■ **What is being asked**:
For the records below, say how many lines contain the string "objectives". Give the number only.
________________
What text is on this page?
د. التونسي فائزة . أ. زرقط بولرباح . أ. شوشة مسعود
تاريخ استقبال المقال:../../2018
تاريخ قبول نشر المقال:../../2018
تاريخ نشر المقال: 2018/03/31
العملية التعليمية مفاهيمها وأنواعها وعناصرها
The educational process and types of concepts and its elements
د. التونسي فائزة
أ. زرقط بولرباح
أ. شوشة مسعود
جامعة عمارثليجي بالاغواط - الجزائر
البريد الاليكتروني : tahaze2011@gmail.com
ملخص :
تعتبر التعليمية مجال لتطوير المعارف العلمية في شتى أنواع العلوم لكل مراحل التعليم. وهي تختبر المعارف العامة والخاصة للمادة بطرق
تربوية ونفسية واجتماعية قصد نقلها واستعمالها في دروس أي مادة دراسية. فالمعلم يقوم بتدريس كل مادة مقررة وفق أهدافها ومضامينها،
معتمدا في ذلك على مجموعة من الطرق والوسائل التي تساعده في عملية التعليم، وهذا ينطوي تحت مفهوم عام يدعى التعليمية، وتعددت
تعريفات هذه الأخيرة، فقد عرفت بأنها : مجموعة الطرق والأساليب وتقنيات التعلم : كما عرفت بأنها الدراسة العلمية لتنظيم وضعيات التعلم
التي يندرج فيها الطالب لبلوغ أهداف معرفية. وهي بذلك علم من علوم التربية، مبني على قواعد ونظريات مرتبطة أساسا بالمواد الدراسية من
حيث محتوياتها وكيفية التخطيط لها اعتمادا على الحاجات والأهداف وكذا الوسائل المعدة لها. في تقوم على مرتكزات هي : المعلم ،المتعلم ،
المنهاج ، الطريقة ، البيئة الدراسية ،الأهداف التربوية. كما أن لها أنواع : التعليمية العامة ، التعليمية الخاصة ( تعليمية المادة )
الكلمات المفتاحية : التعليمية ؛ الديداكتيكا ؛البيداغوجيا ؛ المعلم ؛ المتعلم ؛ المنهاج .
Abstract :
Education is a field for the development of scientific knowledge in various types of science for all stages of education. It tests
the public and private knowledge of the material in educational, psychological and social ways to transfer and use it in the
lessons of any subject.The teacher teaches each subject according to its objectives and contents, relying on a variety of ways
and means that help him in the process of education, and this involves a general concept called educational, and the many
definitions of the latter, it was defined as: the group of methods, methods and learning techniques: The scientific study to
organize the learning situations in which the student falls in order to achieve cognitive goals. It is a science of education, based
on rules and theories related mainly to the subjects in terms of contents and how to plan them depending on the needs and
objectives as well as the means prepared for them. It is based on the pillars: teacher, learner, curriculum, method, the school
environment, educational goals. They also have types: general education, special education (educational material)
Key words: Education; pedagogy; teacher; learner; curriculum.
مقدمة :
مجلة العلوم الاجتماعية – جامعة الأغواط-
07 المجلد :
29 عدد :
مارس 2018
________________
■ **Final answer**:
2